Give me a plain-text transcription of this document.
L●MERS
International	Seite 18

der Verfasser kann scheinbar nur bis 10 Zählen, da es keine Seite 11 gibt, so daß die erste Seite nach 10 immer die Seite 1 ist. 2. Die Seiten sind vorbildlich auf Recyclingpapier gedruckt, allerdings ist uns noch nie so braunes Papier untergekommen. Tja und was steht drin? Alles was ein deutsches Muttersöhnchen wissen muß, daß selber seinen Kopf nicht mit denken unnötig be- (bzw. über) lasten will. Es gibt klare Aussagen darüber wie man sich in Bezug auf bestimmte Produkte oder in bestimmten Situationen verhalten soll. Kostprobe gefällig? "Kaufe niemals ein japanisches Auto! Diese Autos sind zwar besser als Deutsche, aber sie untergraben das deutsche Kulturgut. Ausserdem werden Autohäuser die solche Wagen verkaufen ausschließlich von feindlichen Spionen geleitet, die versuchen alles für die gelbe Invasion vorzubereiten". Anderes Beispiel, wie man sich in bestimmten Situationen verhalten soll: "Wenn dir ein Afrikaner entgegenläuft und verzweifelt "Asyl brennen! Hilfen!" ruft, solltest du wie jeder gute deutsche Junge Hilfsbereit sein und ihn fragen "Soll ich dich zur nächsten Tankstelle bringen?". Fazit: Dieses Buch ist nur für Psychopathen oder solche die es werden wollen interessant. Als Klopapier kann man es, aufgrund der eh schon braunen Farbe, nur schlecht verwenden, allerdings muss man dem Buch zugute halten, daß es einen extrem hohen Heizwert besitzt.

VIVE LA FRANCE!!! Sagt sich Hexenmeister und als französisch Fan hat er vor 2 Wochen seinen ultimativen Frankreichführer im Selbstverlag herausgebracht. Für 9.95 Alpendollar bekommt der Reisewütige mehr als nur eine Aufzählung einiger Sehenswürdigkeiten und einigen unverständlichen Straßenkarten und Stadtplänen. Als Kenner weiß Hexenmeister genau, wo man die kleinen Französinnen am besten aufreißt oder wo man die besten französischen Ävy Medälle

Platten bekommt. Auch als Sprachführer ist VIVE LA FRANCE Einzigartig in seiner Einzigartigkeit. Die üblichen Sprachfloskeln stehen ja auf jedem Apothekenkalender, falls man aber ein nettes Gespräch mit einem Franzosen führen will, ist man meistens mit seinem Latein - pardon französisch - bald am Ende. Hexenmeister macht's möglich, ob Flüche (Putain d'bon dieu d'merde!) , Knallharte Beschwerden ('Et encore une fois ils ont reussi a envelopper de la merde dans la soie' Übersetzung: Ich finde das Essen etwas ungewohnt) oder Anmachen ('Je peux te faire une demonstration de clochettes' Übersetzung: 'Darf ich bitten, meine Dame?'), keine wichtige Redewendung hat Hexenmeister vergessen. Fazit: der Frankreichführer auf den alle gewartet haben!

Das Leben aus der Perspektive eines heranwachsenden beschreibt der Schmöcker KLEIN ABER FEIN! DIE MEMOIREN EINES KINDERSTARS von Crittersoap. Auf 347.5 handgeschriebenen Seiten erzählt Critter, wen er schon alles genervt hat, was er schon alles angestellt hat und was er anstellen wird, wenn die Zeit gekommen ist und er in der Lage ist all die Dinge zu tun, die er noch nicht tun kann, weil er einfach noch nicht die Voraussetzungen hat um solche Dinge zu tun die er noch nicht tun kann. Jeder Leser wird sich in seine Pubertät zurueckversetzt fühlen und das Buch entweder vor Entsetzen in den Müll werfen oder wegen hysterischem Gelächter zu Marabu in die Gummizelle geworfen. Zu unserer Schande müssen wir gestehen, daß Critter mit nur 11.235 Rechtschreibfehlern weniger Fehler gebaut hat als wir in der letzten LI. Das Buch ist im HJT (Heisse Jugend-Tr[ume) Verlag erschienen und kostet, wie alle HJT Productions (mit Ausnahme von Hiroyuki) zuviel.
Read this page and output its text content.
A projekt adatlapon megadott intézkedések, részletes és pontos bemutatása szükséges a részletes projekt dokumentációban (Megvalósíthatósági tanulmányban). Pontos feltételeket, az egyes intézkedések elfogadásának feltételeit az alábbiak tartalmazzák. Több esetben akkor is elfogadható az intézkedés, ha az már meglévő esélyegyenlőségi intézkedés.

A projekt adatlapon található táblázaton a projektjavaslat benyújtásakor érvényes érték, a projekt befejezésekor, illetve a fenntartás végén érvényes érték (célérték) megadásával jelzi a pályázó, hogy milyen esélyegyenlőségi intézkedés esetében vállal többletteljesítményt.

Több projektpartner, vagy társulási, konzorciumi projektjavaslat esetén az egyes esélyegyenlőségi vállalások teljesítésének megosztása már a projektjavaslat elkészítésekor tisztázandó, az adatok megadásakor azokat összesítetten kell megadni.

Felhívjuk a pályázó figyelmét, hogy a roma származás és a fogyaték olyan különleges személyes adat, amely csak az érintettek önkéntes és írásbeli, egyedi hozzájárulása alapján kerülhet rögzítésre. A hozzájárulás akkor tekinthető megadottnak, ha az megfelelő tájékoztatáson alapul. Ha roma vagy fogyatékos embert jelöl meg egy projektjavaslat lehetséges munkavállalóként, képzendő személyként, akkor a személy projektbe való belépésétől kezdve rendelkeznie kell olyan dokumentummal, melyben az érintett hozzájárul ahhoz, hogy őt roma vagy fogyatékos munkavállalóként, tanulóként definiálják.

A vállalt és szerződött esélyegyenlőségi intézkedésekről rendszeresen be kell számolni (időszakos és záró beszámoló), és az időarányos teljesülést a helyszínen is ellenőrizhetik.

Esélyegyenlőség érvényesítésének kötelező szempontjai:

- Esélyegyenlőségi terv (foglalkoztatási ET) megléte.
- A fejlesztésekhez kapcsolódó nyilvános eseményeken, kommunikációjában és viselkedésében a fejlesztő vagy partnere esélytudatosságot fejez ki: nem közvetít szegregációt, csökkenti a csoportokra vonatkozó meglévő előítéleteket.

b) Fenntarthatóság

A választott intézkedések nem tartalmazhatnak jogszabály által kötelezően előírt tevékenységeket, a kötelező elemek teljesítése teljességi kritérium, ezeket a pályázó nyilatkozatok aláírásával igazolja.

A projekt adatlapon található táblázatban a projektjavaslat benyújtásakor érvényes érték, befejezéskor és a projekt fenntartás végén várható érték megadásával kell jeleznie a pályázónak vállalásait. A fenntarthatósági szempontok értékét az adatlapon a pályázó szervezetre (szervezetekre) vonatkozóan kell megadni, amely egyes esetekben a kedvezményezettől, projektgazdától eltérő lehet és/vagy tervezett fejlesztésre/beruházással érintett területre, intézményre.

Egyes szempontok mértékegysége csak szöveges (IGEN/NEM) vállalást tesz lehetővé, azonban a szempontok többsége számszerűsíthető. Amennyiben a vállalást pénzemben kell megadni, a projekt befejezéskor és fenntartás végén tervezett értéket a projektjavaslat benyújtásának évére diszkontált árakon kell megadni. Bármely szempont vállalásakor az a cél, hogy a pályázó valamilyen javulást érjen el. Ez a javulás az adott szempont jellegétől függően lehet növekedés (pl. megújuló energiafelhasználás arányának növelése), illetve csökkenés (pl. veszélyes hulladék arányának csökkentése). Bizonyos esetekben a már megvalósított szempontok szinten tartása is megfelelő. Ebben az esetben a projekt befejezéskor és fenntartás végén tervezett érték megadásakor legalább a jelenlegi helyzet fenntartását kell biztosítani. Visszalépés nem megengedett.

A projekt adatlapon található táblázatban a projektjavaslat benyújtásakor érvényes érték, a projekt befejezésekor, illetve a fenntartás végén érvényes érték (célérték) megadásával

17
----------------
> What to do
Restate the data above word for word, please.

> Answer to this task
Give me a plain-text transcription of this document.
L●MERS
International	Seite 18

der Verfasser kann scheinbar nur bis 10 Zählen, da es keine Seite 11 gibt, so daß die erste Seite nach 10 immer die Seite 1 ist. 2. Die Seiten sind vorbildlich auf Recyclingpapier gedruckt, allerdings ist uns noch nie so braunes Papier untergekommen. Tja und was steht drin? Alles was ein deutsches Muttersöhnchen wissen muß, daß selber seinen Kopf nicht mit denken unnötig be- (bzw. über) lasten will. Es gibt klare Aussagen darüber wie man sich in Bezug auf bestimmte Produkte oder in bestimmten Situationen verhalten soll. Kostprobe gefällig? "Kaufe niemals ein japanisches Auto! Diese Autos sind zwar besser als Deutsche, aber sie untergraben das deutsche Kulturgut. Ausserdem werden Autohäuser die solche Wagen verkaufen ausschließlich von feindlichen Spionen geleitet, die versuchen alles für die gelbe Invasion vorzubereiten". Anderes Beispiel, wie man sich in bestimmten Situationen verhalten soll: "Wenn dir ein Afrikaner entgegenläuft und verzweifelt "Asyl brennen! Hilfen!" ruft, solltest du wie jeder gute deutsche Junge Hilfsbereit sein und ihn fragen "Soll ich dich zur nächsten Tankstelle bringen?". Fazit: Dieses Buch ist nur für Psychopathen oder solche die es werden wollen interessant. Als Klopapier kann man es, aufgrund der eh schon braunen Farbe, nur schlecht verwenden, allerdings muss man dem Buch zugute halten, daß es einen extrem hohen Heizwert besitzt.

VIVE LA FRANCE!!! Sagt sich Hexenmeister und als französisch Fan hat er vor 2 Wochen seinen ultimativen Frankreichführer im Selbstverlag herausgebracht. Für 9.95 Alpendollar bekommt der Reisewütige mehr als nur eine Aufzählung einiger Sehenswürdigkeiten und einigen unverständlichen Straßenkarten und Stadtplänen. Als Kenner weiß Hexenmeister genau, wo man die kleinen Französinnen am besten aufreißt oder wo man die besten französischen Ävy Medälle

Platten bekommt. Auch als Sprachführer ist VIVE LA FRANCE Einzigartig in seiner Einzigartigkeit. Die üblichen Sprachfloskeln stehen ja auf jedem Apothekenkalender, falls man aber ein nettes Gespräch mit einem Franzosen führen will, ist man meistens mit seinem Latein - pardon französisch - bald am Ende. Hexenmeister macht's möglich, ob Flüche (Putain d'bon dieu d'merde!) , Knallharte Beschwerden ('Et encore une fois ils ont reussi a envelopper de la merde dans la soie' Übersetzung: Ich finde das Essen etwas ungewohnt) oder Anmachen ('Je peux te faire une demonstration de clochettes' Übersetzung: 'Darf ich bitten, meine Dame?'), keine wichtige Redewendung hat Hexenmeister vergessen. Fazit: der Frankreichführer auf den alle gewartet haben!

Das Leben aus der Perspektive eines heranwachsenden beschreibt der Schmöcker KLEIN ABER FEIN! DIE MEMOIREN EINES KINDERSTARS von Crittersoap. Auf 347.5 handgeschriebenen Seiten erzählt Critter, wen er schon alles genervt hat, was er schon alles angestellt hat und was er anstellen wird, wenn die Zeit gekommen ist und er in der Lage ist all die Dinge zu tun, die er noch nicht tun kann, weil er einfach noch nicht die Voraussetzungen hat um solche Dinge zu tun die er noch nicht tun kann. Jeder Leser wird sich in seine Pubertät zurueckversetzt fühlen und das Buch entweder vor Entsetzen in den Müll werfen oder wegen hysterischem Gelächter zu Marabu in die Gummizelle geworfen. Zu unserer Schande müssen wir gestehen, daß Critter mit nur 11.235 Rechtschreibfehlern weniger Fehler gebaut hat als wir in der letzten LI. Das Buch ist im HJT (Heisse Jugend-Tr[ume) Verlag erschienen und kostet, wie alle HJT Productions (mit Ausnahme von Hiroyuki) zuviel.
Read this page and output its text content.
A projekt adatlapon megadott intézkedések, részletes és pontos bemutatása szükséges a részletes projekt dokumentációban (Megvalósíthatósági tanulmányban). Pontos feltételeket, az egyes intézkedések elfogadásának feltételeit az alábbiak tartalmazzák. Több esetben akkor is elfogadható az intézkedés, ha az már meglévő esélyegyenlőségi intézkedés.

A projekt adatlapon található táblázaton a projektjavaslat benyújtásakor érvényes érték, a projekt befejezésekor, illetve a fenntartás végén érvényes érték (célérték) megadásával jelzi a pályázó, hogy milyen esélyegyenlőségi intézkedés esetében vállal többletteljesítményt.

Több projektpartner, vagy társulási, konzorciumi projektjavaslat esetén az egyes esélyegyenlőségi vállalások teljesítésének megosztása már a projektjavaslat elkészítésekor tisztázandó, az adatok megadásakor azokat összesítetten kell megadni.

Felhívjuk a pályázó figyelmét, hogy a roma származás és a fogyaték olyan különleges személyes adat, amely csak az érintettek önkéntes és írásbeli, egyedi hozzájárulása alapján kerülhet rögzítésre. A hozzájárulás akkor tekinthető megadottnak, ha az megfelelő tájékoztatáson alapul. Ha roma vagy fogyatékos embert jelöl meg egy projektjavaslat lehetséges munkavállalóként, képzendő személyként, akkor a személy projektbe való belépésétől kezdve rendelkeznie kell olyan dokumentummal, melyben az érintett hozzájárul ahhoz, hogy őt roma vagy fogyatékos munkavállalóként, tanulóként definiálják.

A vállalt és szerződött esélyegyenlőségi intézkedésekről rendszeresen be kell számolni (időszakos és záró beszámoló), és az időarányos teljesülést a helyszínen is ellenőrizhetik.

Esélyegyenlőség érvényesítésének kötelező szempontjai:

- Esélyegyenlőségi terv (foglalkoztatási ET) megléte.
- A fejlesztésekhez kapcsolódó nyilvános eseményeken, kommunikációjában és viselkedésében a fejlesztő vagy partnere esélytudatosságot fejez ki: nem közvetít szegregációt, csökkenti a csoportokra vonatkozó meglévő előítéleteket.

b) Fenntarthatóság

A választott intézkedések nem tartalmazhatnak jogszabály által kötelezően előírt tevékenységeket, a kötelező elemek teljesítése teljességi kritérium, ezeket a pályázó nyilatkozatok aláírásával igazolja.

A projekt adatlapon található táblázatban a projektjavaslat benyújtásakor érvényes érték, befejezéskor és a projekt fenntartás végén várható érték megadásával kell jeleznie a pályázónak vállalásait. A fenntarthatósági szempontok értékét az adatlapon a pályázó szervezetre (szervezetekre) vonatkozóan kell megadni, amely egyes esetekben a kedvezményezettől, projektgazdától eltérő lehet és/vagy tervezett fejlesztésre/beruházással érintett területre, intézményre.

Egyes szempontok mértékegysége csak szöveges (IGEN/NEM) vállalást tesz lehetővé, azonban a szempontok többsége számszerűsíthető. Amennyiben a vállalást pénzemben kell megadni, a projekt befejezéskor és fenntartás végén tervezett értéket a projektjavaslat benyújtásának évére diszkontált árakon kell megadni. Bármely szempont vállalásakor az a cél, hogy a pályázó valamilyen javulást érjen el. Ez a javulás az adott szempont jellegétől függően lehet növekedés (pl. megújuló energiafelhasználás arányának növelése), illetve csökkenés (pl. veszélyes hulladék arányának csökkentése). Bizonyos esetekben a már megvalósított szempontok szinten tartása is megfelelő. Ebben az esetben a projekt befejezéskor és fenntartás végén tervezett érték megadásakor legalább a jelenlegi helyzet fenntartását kell biztosítani. Visszalépés nem megengedett.

A projekt adatlapon található táblázatban a projektjavaslat benyújtásakor érvényes érték, a projekt befejezésekor, illetve a fenntartás végén érvényes érték (célérték) megadásával

17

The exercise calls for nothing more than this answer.